▶ [GIVEN PROBLEM] Omit all pictures. Copy the rest of the material exactly.

Collection entries:
##############################

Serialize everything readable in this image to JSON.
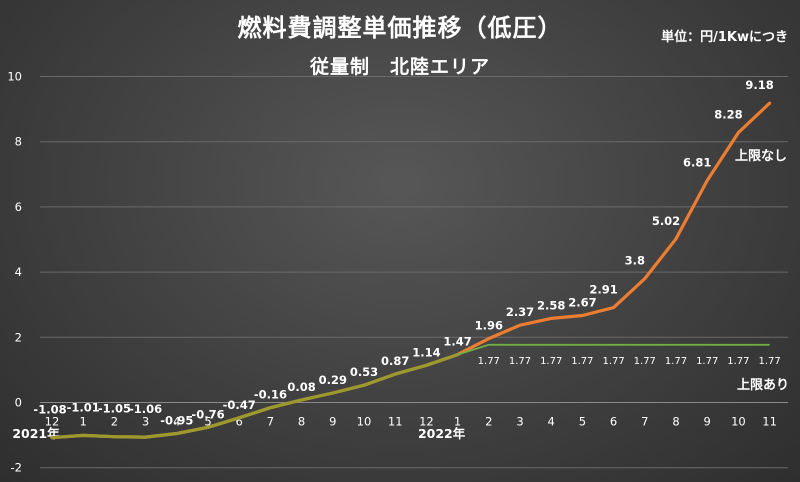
{
  "chart_data": {
    "type": "line",
    "title": "燃料費調整単価推移（低圧）",
    "subtitle": "従量制　北陸エリア",
    "unit_note": "単位：円/1Kwにつき",
    "categories": [
      "12",
      "1",
      "2",
      "3",
      "4",
      "5",
      "6",
      "7",
      "8",
      "9",
      "10",
      "11",
      "12",
      "1",
      "2",
      "3",
      "4",
      "5",
      "6",
      "7",
      "8",
      "9",
      "10",
      "11"
    ],
    "year_labels": [
      {
        "label": "2021年",
        "category_index": 0
      },
      {
        "label": "2022年",
        "category_index": 13
      }
    ],
    "ylim": [
      -2,
      10
    ],
    "yticks": [
      -2,
      0,
      2,
      4,
      6,
      8,
      10
    ],
    "grid": true,
    "series": [
      {
        "name": "上限なし",
        "color": "#ed7d31",
        "values": [
          -1.08,
          -1.01,
          -1.05,
          -1.06,
          -0.95,
          -0.76,
          -0.47,
          -0.16,
          0.08,
          0.29,
          0.53,
          0.87,
          1.14,
          1.47,
          1.96,
          2.37,
          2.58,
          2.67,
          2.91,
          3.8,
          5.02,
          6.81,
          8.28,
          9.18
        ],
        "data_labels": [
          "-1.08",
          "-1.01",
          "-1.05",
          "-1.06",
          "-0.95",
          "-0.76",
          "-0.47",
          "-0.16",
          "0.08",
          "0.29",
          "0.53",
          "0.87",
          "1.14",
          "1.47",
          "1.96",
          "2.37",
          "2.58",
          "2.67",
          "2.91",
          "3.8",
          "5.02",
          "6.81",
          "8.28",
          "9.18"
        ]
      },
      {
        "name": "上限あり",
        "color": "#70ad47",
        "values": [
          -1.08,
          -1.01,
          -1.05,
          -1.06,
          -0.95,
          -0.76,
          -0.47,
          -0.16,
          0.08,
          0.29,
          0.53,
          0.87,
          1.14,
          1.47,
          1.77,
          1.77,
          1.77,
          1.77,
          1.77,
          1.77,
          1.77,
          1.77,
          1.77,
          1.77
        ],
        "data_labels": [
          "",
          "",
          "",
          "",
          "",
          "",
          "",
          "",
          "",
          "",
          "",
          "",
          "",
          "",
          "1.77",
          "1.77",
          "1.77",
          "1.77",
          "1.77",
          "1.77",
          "1.77",
          "1.77",
          "1.77",
          "1.77"
        ]
      }
    ]
  }
}
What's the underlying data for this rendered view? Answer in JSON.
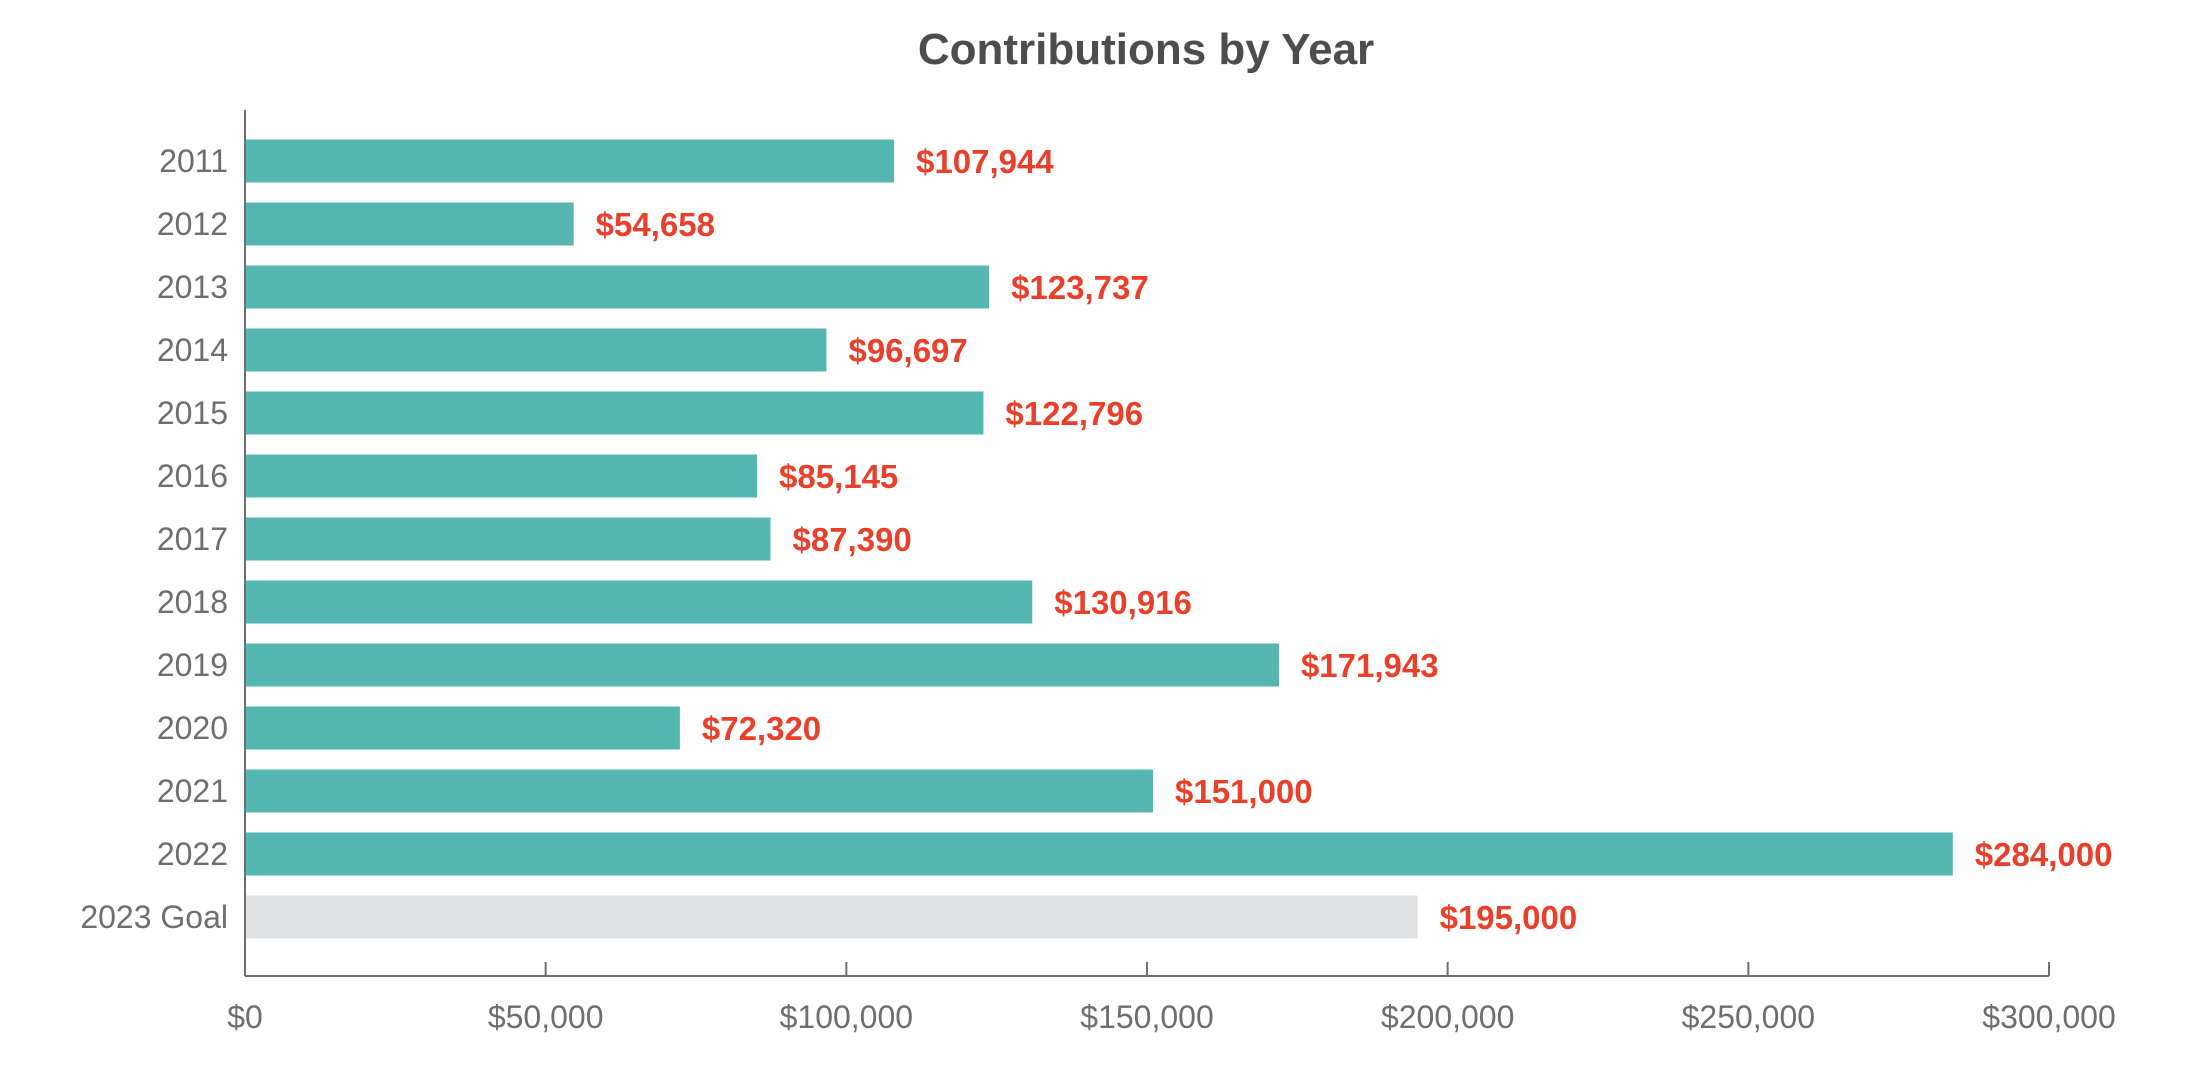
{
  "chart_data": {
    "type": "bar",
    "orientation": "horizontal",
    "title": "Contributions by Year",
    "xlabel": "",
    "ylabel": "",
    "categories": [
      "2011",
      "2012",
      "2013",
      "2014",
      "2015",
      "2016",
      "2017",
      "2018",
      "2019",
      "2020",
      "2021",
      "2022",
      "2023 Goal"
    ],
    "values": [
      107944,
      54658,
      123737,
      96697,
      122796,
      85145,
      87390,
      130916,
      171943,
      72320,
      151000,
      284000,
      195000
    ],
    "value_labels": [
      "$107,944",
      "$54,658",
      "$123,737",
      "$96,697",
      "$122,796",
      "$85,145",
      "$87,390",
      "$130,916",
      "$171,943",
      "$72,320",
      "$151,000",
      "$284,000",
      "$195,000"
    ],
    "highlight_category": "2023 Goal",
    "xlim": [
      0,
      300000
    ],
    "x_ticks": [
      0,
      50000,
      100000,
      150000,
      200000,
      250000,
      300000
    ],
    "x_tick_labels": [
      "$0",
      "$50,000",
      "$100,000",
      "$150,000",
      "$200,000",
      "$250,000",
      "$300,000"
    ],
    "grid": false,
    "colors": {
      "bar": "#56b6b2",
      "goal_bar": "#e0e1e3",
      "value_label": "#e8402b",
      "axis": "#6d6e71",
      "title": "#4d4d4f"
    }
  }
}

##############################

▶ [REPLY TO THE EXERCISE]
Serialize everything readable in this image to JSON.
{
  "chart_data": {
    "type": "line",
    "title": "燃料費調整単価推移（低圧）",
    "subtitle": "従量制　北陸エリア",
    "unit_note": "単位：円/1Kwにつき",
    "categories": [
      "12",
      "1",
      "2",
      "3",
      "4",
      "5",
      "6",
      "7",
      "8",
      "9",
      "10",
      "11",
      "12",
      "1",
      "2",
      "3",
      "4",
      "5",
      "6",
      "7",
      "8",
      "9",
      "10",
      "11"
    ],
    "year_labels": [
      {
        "label": "2021年",
        "category_index": 0
      },
      {
        "label": "2022年",
        "category_index": 13
      }
    ],
    "ylim": [
      -2,
      10
    ],
    "yticks": [
      -2,
      0,
      2,
      4,
      6,
      8,
      10
    ],
    "grid": true,
    "series": [
      {
        "name": "上限なし",
        "color": "#ed7d31",
        "values": [
          -1.08,
          -1.01,
          -1.05,
          -1.06,
          -0.95,
          -0.76,
          -0.47,
          -0.16,
          0.08,
          0.29,
          0.53,
          0.87,
          1.14,
          1.47,
          1.96,
          2.37,
          2.58,
          2.67,
          2.91,
          3.8,
          5.02,
          6.81,
          8.28,
          9.18
        ],
        "data_labels": [
          "-1.08",
          "-1.01",
          "-1.05",
          "-1.06",
          "-0.95",
          "-0.76",
          "-0.47",
          "-0.16",
          "0.08",
          "0.29",
          "0.53",
          "0.87",
          "1.14",
          "1.47",
          "1.96",
          "2.37",
          "2.58",
          "2.67",
          "2.91",
          "3.8",
          "5.02",
          "6.81",
          "8.28",
          "9.18"
        ]
      },
      {
        "name": "上限あり",
        "color": "#70ad47",
        "values": [
          -1.08,
          -1.01,
          -1.05,
          -1.06,
          -0.95,
          -0.76,
          -0.47,
          -0.16,
          0.08,
          0.29,
          0.53,
          0.87,
          1.14,
          1.47,
          1.77,
          1.77,
          1.77,
          1.77,
          1.77,
          1.77,
          1.77,
          1.77,
          1.77,
          1.77
        ],
        "data_labels": [
          "",
          "",
          "",
          "",
          "",
          "",
          "",
          "",
          "",
          "",
          "",
          "",
          "",
          "",
          "1.77",
          "1.77",
          "1.77",
          "1.77",
          "1.77",
          "1.77",
          "1.77",
          "1.77",
          "1.77",
          "1.77"
        ]
      }
    ]
  }
}
What's the underlying data for this rendered view? Answer in JSON.
{
  "chart_data": {
    "type": "bar",
    "orientation": "horizontal",
    "title": "Contributions by Year",
    "xlabel": "",
    "ylabel": "",
    "categories": [
      "2011",
      "2012",
      "2013",
      "2014",
      "2015",
      "2016",
      "2017",
      "2018",
      "2019",
      "2020",
      "2021",
      "2022",
      "2023 Goal"
    ],
    "values": [
      107944,
      54658,
      123737,
      96697,
      122796,
      85145,
      87390,
      130916,
      171943,
      72320,
      151000,
      284000,
      195000
    ],
    "value_labels": [
      "$107,944",
      "$54,658",
      "$123,737",
      "$96,697",
      "$122,796",
      "$85,145",
      "$87,390",
      "$130,916",
      "$171,943",
      "$72,320",
      "$151,000",
      "$284,000",
      "$195,000"
    ],
    "highlight_category": "2023 Goal",
    "xlim": [
      0,
      300000
    ],
    "x_ticks": [
      0,
      50000,
      100000,
      150000,
      200000,
      250000,
      300000
    ],
    "x_tick_labels": [
      "$0",
      "$50,000",
      "$100,000",
      "$150,000",
      "$200,000",
      "$250,000",
      "$300,000"
    ],
    "grid": false,
    "colors": {
      "bar": "#56b6b2",
      "goal_bar": "#e0e1e3",
      "value_label": "#e8402b",
      "axis": "#6d6e71",
      "title": "#4d4d4f"
    }
  }
}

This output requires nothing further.